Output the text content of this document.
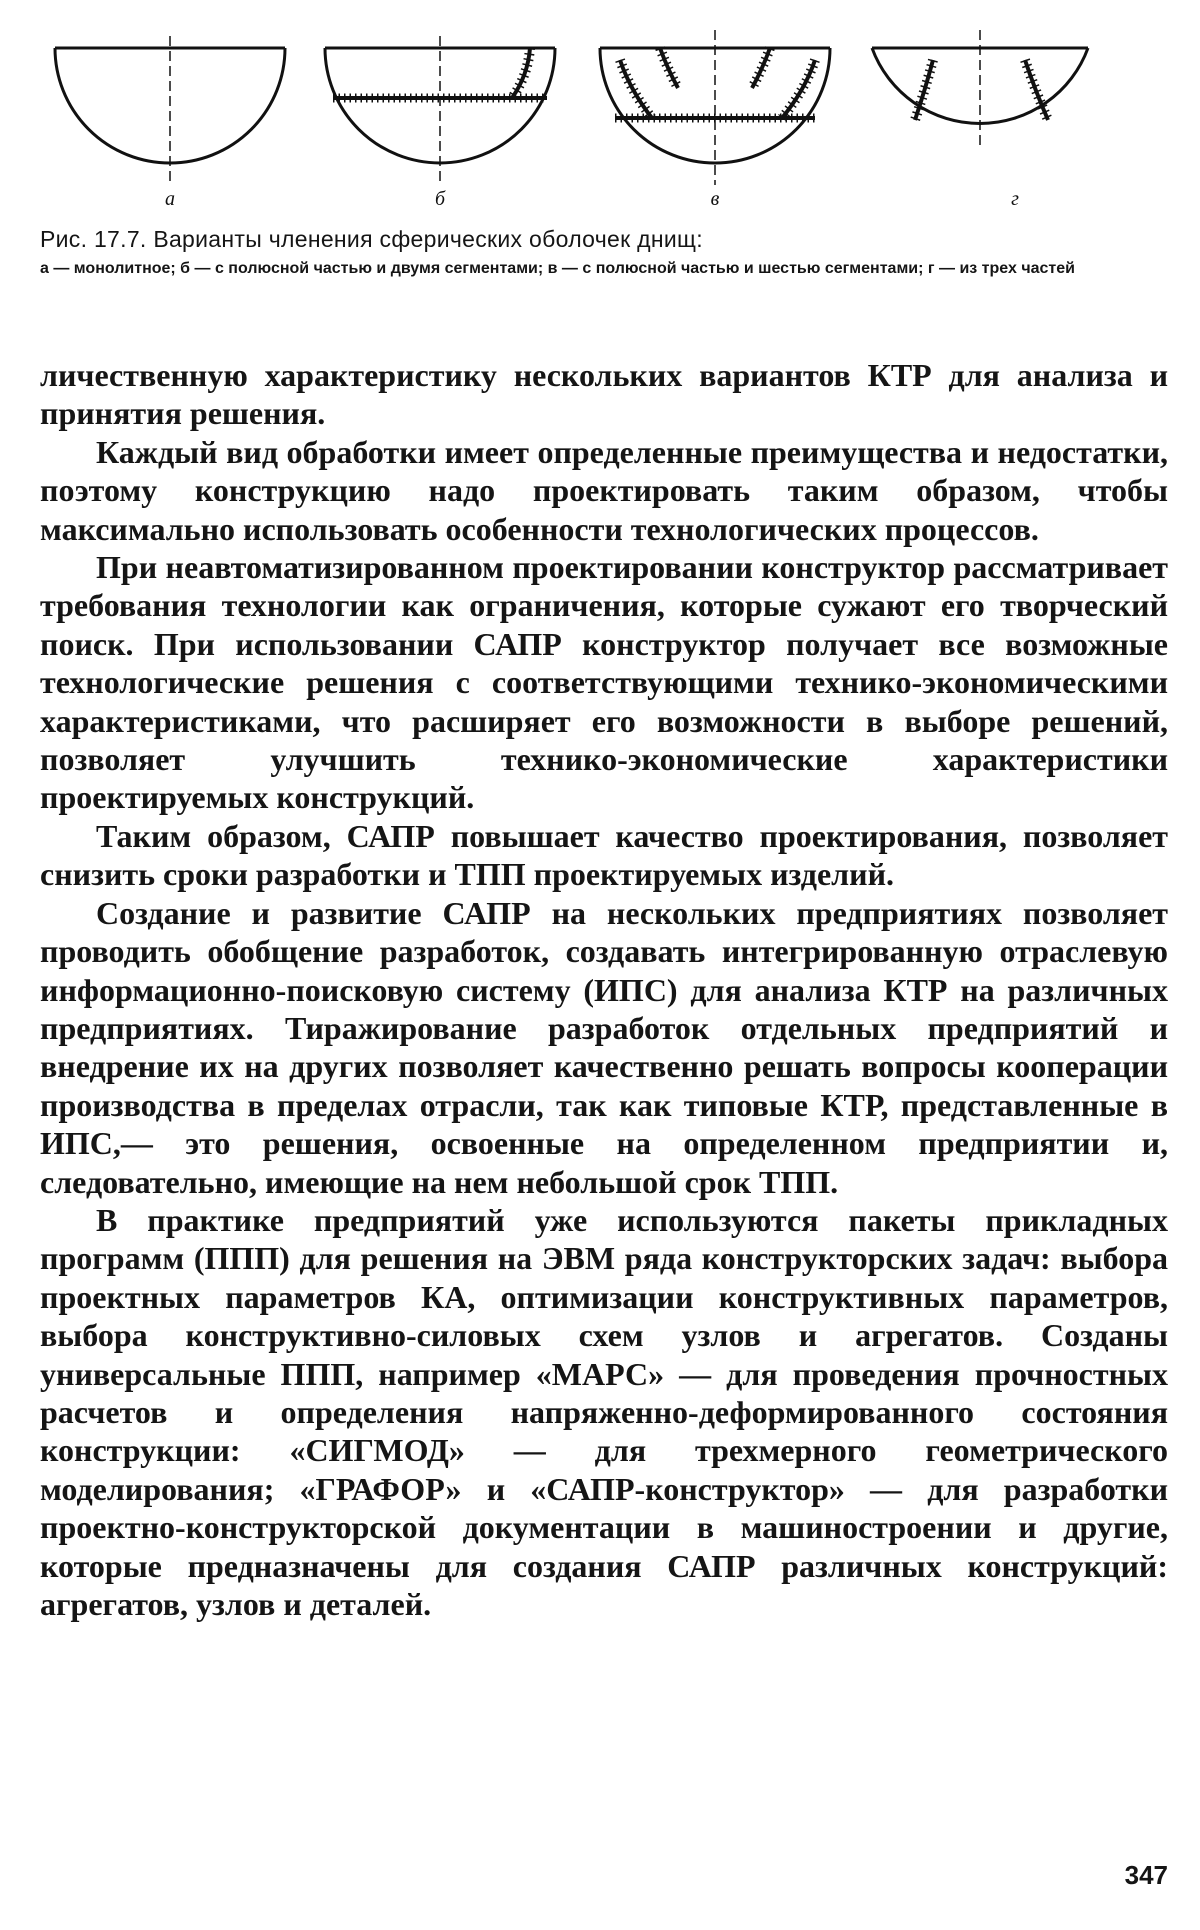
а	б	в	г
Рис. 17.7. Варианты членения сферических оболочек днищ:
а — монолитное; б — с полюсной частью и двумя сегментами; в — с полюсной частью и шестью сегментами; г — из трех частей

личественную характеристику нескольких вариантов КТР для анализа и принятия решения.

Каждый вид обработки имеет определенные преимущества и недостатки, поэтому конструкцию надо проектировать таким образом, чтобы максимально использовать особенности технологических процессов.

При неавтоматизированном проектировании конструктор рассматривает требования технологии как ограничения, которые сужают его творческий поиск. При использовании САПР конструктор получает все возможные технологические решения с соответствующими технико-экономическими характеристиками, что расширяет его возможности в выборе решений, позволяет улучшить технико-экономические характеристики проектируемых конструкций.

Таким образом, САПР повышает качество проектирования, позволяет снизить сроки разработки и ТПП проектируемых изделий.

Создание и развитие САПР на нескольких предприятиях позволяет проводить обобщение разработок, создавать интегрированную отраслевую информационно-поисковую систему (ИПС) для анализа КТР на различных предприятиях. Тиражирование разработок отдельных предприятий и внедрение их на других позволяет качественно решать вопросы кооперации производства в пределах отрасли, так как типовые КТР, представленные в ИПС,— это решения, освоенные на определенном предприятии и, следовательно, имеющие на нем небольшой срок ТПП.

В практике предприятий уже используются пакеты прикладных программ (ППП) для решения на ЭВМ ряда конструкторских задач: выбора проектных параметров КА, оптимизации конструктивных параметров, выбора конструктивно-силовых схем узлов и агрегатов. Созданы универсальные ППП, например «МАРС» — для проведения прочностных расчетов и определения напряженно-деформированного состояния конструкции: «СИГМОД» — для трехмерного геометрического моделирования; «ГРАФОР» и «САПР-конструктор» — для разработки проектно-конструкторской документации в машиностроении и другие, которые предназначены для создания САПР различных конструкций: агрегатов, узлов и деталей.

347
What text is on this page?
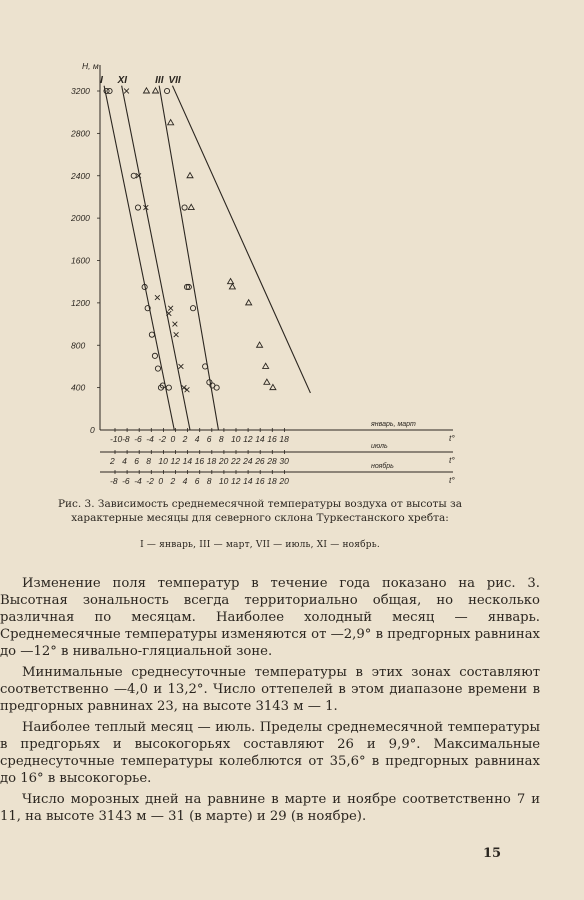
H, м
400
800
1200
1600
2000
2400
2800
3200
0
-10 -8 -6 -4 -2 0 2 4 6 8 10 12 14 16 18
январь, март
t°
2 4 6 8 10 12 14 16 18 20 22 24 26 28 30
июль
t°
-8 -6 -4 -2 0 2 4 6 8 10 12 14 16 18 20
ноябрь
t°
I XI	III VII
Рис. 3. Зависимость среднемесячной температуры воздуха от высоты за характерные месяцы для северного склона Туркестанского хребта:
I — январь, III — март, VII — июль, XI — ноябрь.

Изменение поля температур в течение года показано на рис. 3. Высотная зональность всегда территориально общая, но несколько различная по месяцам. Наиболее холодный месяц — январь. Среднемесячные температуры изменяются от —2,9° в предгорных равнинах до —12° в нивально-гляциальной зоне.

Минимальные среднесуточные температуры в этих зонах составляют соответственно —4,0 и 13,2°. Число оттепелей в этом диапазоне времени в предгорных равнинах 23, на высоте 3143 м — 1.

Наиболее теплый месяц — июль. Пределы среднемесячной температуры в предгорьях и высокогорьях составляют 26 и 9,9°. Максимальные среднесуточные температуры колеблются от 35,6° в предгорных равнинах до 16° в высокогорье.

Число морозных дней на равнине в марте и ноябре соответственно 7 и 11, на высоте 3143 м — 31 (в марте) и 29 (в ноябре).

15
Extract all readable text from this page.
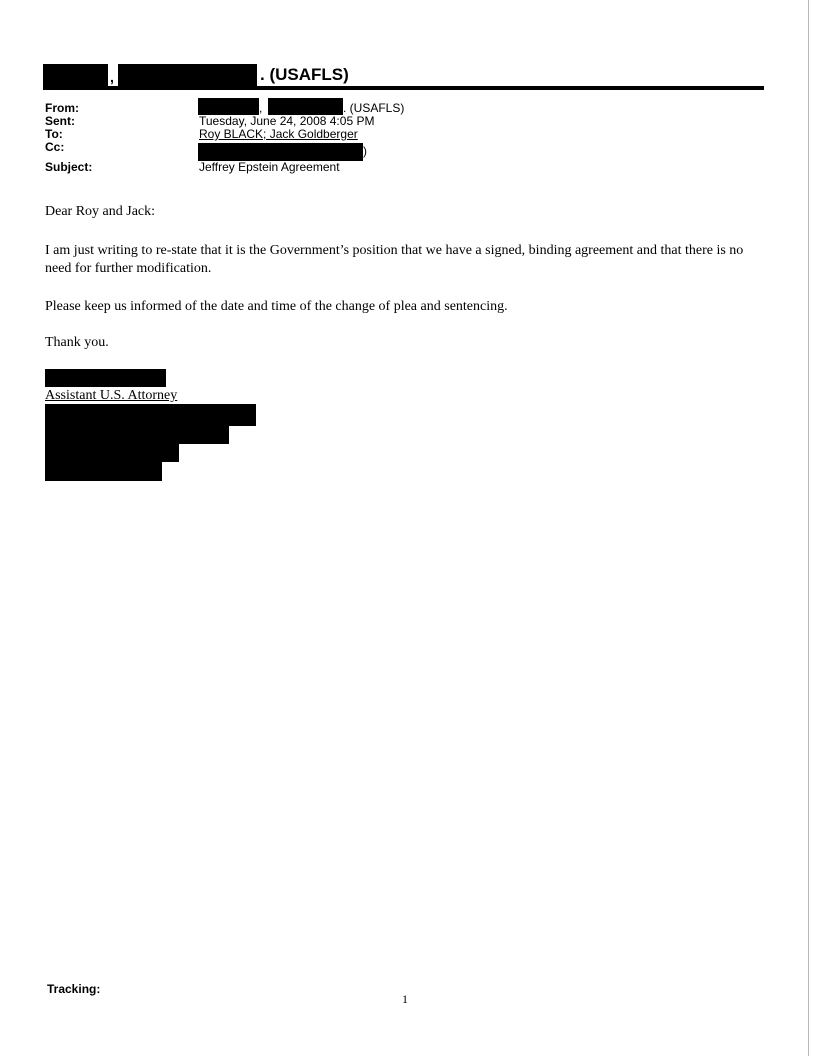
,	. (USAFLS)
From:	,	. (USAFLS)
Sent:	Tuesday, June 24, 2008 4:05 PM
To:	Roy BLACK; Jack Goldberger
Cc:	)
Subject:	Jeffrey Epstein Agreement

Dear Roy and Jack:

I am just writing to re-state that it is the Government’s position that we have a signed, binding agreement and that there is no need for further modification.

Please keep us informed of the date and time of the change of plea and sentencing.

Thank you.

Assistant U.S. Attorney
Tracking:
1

◆ TO DO
Return all of the entries exactly as written, but drop any pictures they hold.

◆ COMPLETE ANSWER
Output the text content of this document.
а	б	в	г
Рис. 17.7. Варианты членения сферических оболочек днищ:
а — монолитное; б — с полюсной частью и двумя сегментами; в — с полюсной частью и шестью сегментами; г — из трех частей

личественную характеристику нескольких вариантов КТР для анализа и принятия решения.

Каждый вид обработки имеет определенные преимущества и недостатки, поэтому конструкцию надо проектировать таким образом, чтобы максимально использовать особенности технологических процессов.

При неавтоматизированном проектировании конструктор рассматривает требования технологии как ограничения, которые сужают его творческий поиск. При использовании САПР конструктор получает все возможные технологические решения с соответствующими технико-экономическими характеристиками, что расширяет его возможности в выборе решений, позволяет улучшить технико-экономические характеристики проектируемых конструкций.

Таким образом, САПР повышает качество проектирования, позволяет снизить сроки разработки и ТПП проектируемых изделий.

Создание и развитие САПР на нескольких предприятиях позволяет проводить обобщение разработок, создавать интегрированную отраслевую информационно-поисковую систему (ИПС) для анализа КТР на различных предприятиях. Тиражирование разработок отдельных предприятий и внедрение их на других позволяет качественно решать вопросы кооперации производства в пределах отрасли, так как типовые КТР, представленные в ИПС,— это решения, освоенные на определенном предприятии и, следовательно, имеющие на нем небольшой срок ТПП.

В практике предприятий уже используются пакеты прикладных программ (ППП) для решения на ЭВМ ряда конструкторских задач: выбора проектных параметров КА, оптимизации конструктивных параметров, выбора конструктивно-силовых схем узлов и агрегатов. Созданы универсальные ППП, например «МАРС» — для проведения прочностных расчетов и определения напряженно-деформированного состояния конструкции: «СИГМОД» — для трехмерного геометрического моделирования; «ГРАФОР» и «САПР-конструктор» — для разработки проектно-конструкторской документации в машиностроении и другие, которые предназначены для создания САПР различных конструкций: агрегатов, узлов и деталей.

347
What text is on this page?
H, м
400
800
1200
1600
2000
2400
2800
3200
0
-10 -8 -6 -4 -2 0 2 4 6 8 10 12 14 16 18
январь, март
t°
2 4 6 8 10 12 14 16 18 20 22 24 26 28 30
июль
t°
-8 -6 -4 -2 0 2 4 6 8 10 12 14 16 18 20
ноябрь
t°
I XI	III VII
Рис. 3. Зависимость среднемесячной температуры воздуха от высоты за характерные месяцы для северного склона Туркестанского хребта:
I — январь, III — март, VII — июль, XI — ноябрь.

Изменение поля температур в течение года показано на рис. 3. Высотная зональность всегда территориально общая, но несколько различная по месяцам. Наиболее холодный месяц — январь. Среднемесячные температуры изменяются от —2,9° в предгорных равнинах до —12° в нивально-гляциальной зоне.

Минимальные среднесуточные температуры в этих зонах составляют соответственно —4,0 и 13,2°. Число оттепелей в этом диапазоне времени в предгорных равнинах 23, на высоте 3143 м — 1.

Наиболее теплый месяц — июль. Пределы среднемесячной температуры в предгорьях и высокогорьях составляют 26 и 9,9°. Максимальные среднесуточные температуры колеблются от 35,6° в предгорных равнинах до 16° в высокогорье.

Число морозных дней на равнине в марте и ноябре соответственно 7 и 11, на высоте 3143 м — 31 (в марте) и 29 (в ноябре).

15
Extract all readable text from this page.
,	. (USAFLS)
From:	,	. (USAFLS)
Sent:	Tuesday, June 24, 2008 4:05 PM
To:	Roy BLACK; Jack Goldberger
Cc:	)
Subject:	Jeffrey Epstein Agreement

Dear Roy and Jack:

I am just writing to re-state that it is the Government’s position that we have a signed, binding agreement and that there is no need for further modification.

Please keep us informed of the date and time of the change of plea and sentencing.

Thank you.

Assistant U.S. Attorney
Tracking:
1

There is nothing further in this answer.